→ Short exercise: Copy every record below exactly.
::::::
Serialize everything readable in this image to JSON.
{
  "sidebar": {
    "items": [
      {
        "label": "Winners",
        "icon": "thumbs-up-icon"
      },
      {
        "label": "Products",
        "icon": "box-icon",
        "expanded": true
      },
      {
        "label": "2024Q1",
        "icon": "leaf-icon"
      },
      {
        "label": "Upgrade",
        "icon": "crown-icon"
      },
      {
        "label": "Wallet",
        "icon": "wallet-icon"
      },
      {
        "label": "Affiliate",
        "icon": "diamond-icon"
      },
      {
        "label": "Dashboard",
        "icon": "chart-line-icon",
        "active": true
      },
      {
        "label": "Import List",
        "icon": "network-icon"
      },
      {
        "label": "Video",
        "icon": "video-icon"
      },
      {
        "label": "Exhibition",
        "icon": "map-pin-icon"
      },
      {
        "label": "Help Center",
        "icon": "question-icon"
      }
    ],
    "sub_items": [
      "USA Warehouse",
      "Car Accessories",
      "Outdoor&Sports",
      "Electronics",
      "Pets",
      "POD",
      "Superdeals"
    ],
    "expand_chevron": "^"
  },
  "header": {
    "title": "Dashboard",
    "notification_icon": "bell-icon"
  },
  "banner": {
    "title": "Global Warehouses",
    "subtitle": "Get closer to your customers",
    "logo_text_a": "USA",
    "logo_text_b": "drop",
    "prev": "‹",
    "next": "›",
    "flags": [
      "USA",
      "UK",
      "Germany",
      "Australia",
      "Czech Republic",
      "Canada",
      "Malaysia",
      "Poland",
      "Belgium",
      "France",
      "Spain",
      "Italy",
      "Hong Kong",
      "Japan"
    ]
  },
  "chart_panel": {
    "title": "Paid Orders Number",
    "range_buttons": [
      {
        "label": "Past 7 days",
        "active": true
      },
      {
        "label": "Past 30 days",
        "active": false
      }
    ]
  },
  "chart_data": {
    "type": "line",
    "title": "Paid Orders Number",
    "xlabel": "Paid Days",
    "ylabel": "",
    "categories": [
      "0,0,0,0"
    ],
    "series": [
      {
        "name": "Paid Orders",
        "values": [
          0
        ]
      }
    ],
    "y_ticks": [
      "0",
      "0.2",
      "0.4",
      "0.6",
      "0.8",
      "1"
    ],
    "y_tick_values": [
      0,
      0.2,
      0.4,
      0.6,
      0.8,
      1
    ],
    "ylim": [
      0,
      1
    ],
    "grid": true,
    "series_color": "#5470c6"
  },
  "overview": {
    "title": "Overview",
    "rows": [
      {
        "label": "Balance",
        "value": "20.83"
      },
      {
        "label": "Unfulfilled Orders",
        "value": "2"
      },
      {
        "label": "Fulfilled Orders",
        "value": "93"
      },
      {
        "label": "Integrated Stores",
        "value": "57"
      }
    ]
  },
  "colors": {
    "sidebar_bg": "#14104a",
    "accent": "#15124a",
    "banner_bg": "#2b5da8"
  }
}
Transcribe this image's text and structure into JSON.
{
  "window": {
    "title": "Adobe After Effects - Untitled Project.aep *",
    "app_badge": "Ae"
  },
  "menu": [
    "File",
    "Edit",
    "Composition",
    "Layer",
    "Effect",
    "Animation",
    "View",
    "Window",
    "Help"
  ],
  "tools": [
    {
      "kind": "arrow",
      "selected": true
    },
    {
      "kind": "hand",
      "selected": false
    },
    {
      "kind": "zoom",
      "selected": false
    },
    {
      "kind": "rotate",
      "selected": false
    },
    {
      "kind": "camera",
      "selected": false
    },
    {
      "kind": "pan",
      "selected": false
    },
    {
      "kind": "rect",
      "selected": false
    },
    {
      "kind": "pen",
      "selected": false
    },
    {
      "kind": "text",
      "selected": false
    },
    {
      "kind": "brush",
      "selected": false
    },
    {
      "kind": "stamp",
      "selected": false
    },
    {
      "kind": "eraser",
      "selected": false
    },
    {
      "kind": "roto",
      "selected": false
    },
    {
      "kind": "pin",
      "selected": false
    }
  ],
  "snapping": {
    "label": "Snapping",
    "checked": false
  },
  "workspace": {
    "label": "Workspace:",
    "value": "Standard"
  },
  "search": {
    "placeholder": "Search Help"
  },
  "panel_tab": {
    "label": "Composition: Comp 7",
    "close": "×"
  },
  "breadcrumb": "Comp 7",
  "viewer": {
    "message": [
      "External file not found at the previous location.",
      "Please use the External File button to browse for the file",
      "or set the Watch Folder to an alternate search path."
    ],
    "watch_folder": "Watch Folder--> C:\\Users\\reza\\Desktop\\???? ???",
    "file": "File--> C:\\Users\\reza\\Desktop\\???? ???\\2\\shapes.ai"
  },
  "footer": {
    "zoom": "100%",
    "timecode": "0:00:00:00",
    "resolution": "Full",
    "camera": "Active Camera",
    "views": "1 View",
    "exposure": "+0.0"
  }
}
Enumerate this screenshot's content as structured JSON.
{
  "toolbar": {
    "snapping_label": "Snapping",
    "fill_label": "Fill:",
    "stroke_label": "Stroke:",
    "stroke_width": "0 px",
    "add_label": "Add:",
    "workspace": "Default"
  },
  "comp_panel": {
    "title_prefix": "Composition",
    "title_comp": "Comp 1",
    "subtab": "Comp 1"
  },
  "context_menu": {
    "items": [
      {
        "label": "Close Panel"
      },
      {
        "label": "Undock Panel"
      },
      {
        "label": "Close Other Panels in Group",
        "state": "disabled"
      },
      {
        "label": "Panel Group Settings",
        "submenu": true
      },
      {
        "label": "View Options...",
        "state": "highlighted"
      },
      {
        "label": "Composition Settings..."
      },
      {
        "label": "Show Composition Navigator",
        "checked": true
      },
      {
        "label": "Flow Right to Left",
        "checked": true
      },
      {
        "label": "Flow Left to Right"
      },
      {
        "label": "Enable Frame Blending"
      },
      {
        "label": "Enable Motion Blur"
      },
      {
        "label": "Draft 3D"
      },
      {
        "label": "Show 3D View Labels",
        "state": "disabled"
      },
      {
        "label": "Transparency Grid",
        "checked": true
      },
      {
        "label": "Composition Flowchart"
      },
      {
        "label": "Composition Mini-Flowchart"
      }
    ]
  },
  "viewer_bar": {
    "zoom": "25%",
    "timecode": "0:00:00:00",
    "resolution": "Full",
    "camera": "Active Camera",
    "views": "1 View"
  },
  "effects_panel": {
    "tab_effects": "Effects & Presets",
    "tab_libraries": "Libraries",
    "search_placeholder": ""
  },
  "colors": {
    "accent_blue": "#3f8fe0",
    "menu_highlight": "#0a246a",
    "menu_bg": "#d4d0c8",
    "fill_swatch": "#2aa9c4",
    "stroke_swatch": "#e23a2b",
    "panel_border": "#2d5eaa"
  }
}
::::::
→ Exercise result:
Serialize everything readable in this image to JSON.
{
  "sidebar": {
    "items": [
      {
        "label": "Winners",
        "icon": "thumbs-up-icon"
      },
      {
        "label": "Products",
        "icon": "box-icon",
        "expanded": true
      },
      {
        "label": "2024Q1",
        "icon": "leaf-icon"
      },
      {
        "label": "Upgrade",
        "icon": "crown-icon"
      },
      {
        "label": "Wallet",
        "icon": "wallet-icon"
      },
      {
        "label": "Affiliate",
        "icon": "diamond-icon"
      },
      {
        "label": "Dashboard",
        "icon": "chart-line-icon",
        "active": true
      },
      {
        "label": "Import List",
        "icon": "network-icon"
      },
      {
        "label": "Video",
        "icon": "video-icon"
      },
      {
        "label": "Exhibition",
        "icon": "map-pin-icon"
      },
      {
        "label": "Help Center",
        "icon": "question-icon"
      }
    ],
    "sub_items": [
      "USA Warehouse",
      "Car Accessories",
      "Outdoor&Sports",
      "Electronics",
      "Pets",
      "POD",
      "Superdeals"
    ],
    "expand_chevron": "^"
  },
  "header": {
    "title": "Dashboard",
    "notification_icon": "bell-icon"
  },
  "banner": {
    "title": "Global Warehouses",
    "subtitle": "Get closer to your customers",
    "logo_text_a": "USA",
    "logo_text_b": "drop",
    "prev": "‹",
    "next": "›",
    "flags": [
      "USA",
      "UK",
      "Germany",
      "Australia",
      "Czech Republic",
      "Canada",
      "Malaysia",
      "Poland",
      "Belgium",
      "France",
      "Spain",
      "Italy",
      "Hong Kong",
      "Japan"
    ]
  },
  "chart_panel": {
    "title": "Paid Orders Number",
    "range_buttons": [
      {
        "label": "Past 7 days",
        "active": true
      },
      {
        "label": "Past 30 days",
        "active": false
      }
    ]
  },
  "chart_data": {
    "type": "line",
    "title": "Paid Orders Number",
    "xlabel": "Paid Days",
    "ylabel": "",
    "categories": [
      "0,0,0,0"
    ],
    "series": [
      {
        "name": "Paid Orders",
        "values": [
          0
        ]
      }
    ],
    "y_ticks": [
      "0",
      "0.2",
      "0.4",
      "0.6",
      "0.8",
      "1"
    ],
    "y_tick_values": [
      0,
      0.2,
      0.4,
      0.6,
      0.8,
      1
    ],
    "ylim": [
      0,
      1
    ],
    "grid": true,
    "series_color": "#5470c6"
  },
  "overview": {
    "title": "Overview",
    "rows": [
      {
        "label": "Balance",
        "value": "20.83"
      },
      {
        "label": "Unfulfilled Orders",
        "value": "2"
      },
      {
        "label": "Fulfilled Orders",
        "value": "93"
      },
      {
        "label": "Integrated Stores",
        "value": "57"
      }
    ]
  },
  "colors": {
    "sidebar_bg": "#14104a",
    "accent": "#15124a",
    "banner_bg": "#2b5da8"
  }
}
Transcribe this image's text and structure into JSON.
{
  "window": {
    "title": "Adobe After Effects - Untitled Project.aep *",
    "app_badge": "Ae"
  },
  "menu": [
    "File",
    "Edit",
    "Composition",
    "Layer",
    "Effect",
    "Animation",
    "View",
    "Window",
    "Help"
  ],
  "tools": [
    {
      "kind": "arrow",
      "selected": true
    },
    {
      "kind": "hand",
      "selected": false
    },
    {
      "kind": "zoom",
      "selected": false
    },
    {
      "kind": "rotate",
      "selected": false
    },
    {
      "kind": "camera",
      "selected": false
    },
    {
      "kind": "pan",
      "selected": false
    },
    {
      "kind": "rect",
      "selected": false
    },
    {
      "kind": "pen",
      "selected": false
    },
    {
      "kind": "text",
      "selected": false
    },
    {
      "kind": "brush",
      "selected": false
    },
    {
      "kind": "stamp",
      "selected": false
    },
    {
      "kind": "eraser",
      "selected": false
    },
    {
      "kind": "roto",
      "selected": false
    },
    {
      "kind": "pin",
      "selected": false
    }
  ],
  "snapping": {
    "label": "Snapping",
    "checked": false
  },
  "workspace": {
    "label": "Workspace:",
    "value": "Standard"
  },
  "search": {
    "placeholder": "Search Help"
  },
  "panel_tab": {
    "label": "Composition: Comp 7",
    "close": "×"
  },
  "breadcrumb": "Comp 7",
  "viewer": {
    "message": [
      "External file not found at the previous location.",
      "Please use the External File button to browse for the file",
      "or set the Watch Folder to an alternate search path."
    ],
    "watch_folder": "Watch Folder--> C:\\Users\\reza\\Desktop\\???? ???",
    "file": "File--> C:\\Users\\reza\\Desktop\\???? ???\\2\\shapes.ai"
  },
  "footer": {
    "zoom": "100%",
    "timecode": "0:00:00:00",
    "resolution": "Full",
    "camera": "Active Camera",
    "views": "1 View",
    "exposure": "+0.0"
  }
}
Enumerate this screenshot's content as structured JSON.
{
  "toolbar": {
    "snapping_label": "Snapping",
    "fill_label": "Fill:",
    "stroke_label": "Stroke:",
    "stroke_width": "0 px",
    "add_label": "Add:",
    "workspace": "Default"
  },
  "comp_panel": {
    "title_prefix": "Composition",
    "title_comp": "Comp 1",
    "subtab": "Comp 1"
  },
  "context_menu": {
    "items": [
      {
        "label": "Close Panel"
      },
      {
        "label": "Undock Panel"
      },
      {
        "label": "Close Other Panels in Group",
        "state": "disabled"
      },
      {
        "label": "Panel Group Settings",
        "submenu": true
      },
      {
        "label": "View Options...",
        "state": "highlighted"
      },
      {
        "label": "Composition Settings..."
      },
      {
        "label": "Show Composition Navigator",
        "checked": true
      },
      {
        "label": "Flow Right to Left",
        "checked": true
      },
      {
        "label": "Flow Left to Right"
      },
      {
        "label": "Enable Frame Blending"
      },
      {
        "label": "Enable Motion Blur"
      },
      {
        "label": "Draft 3D"
      },
      {
        "label": "Show 3D View Labels",
        "state": "disabled"
      },
      {
        "label": "Transparency Grid",
        "checked": true
      },
      {
        "label": "Composition Flowchart"
      },
      {
        "label": "Composition Mini-Flowchart"
      }
    ]
  },
  "viewer_bar": {
    "zoom": "25%",
    "timecode": "0:00:00:00",
    "resolution": "Full",
    "camera": "Active Camera",
    "views": "1 View"
  },
  "effects_panel": {
    "tab_effects": "Effects & Presets",
    "tab_libraries": "Libraries",
    "search_placeholder": ""
  },
  "colors": {
    "accent_blue": "#3f8fe0",
    "menu_highlight": "#0a246a",
    "menu_bg": "#d4d0c8",
    "fill_swatch": "#2aa9c4",
    "stroke_swatch": "#e23a2b",
    "panel_border": "#2d5eaa"
  }
}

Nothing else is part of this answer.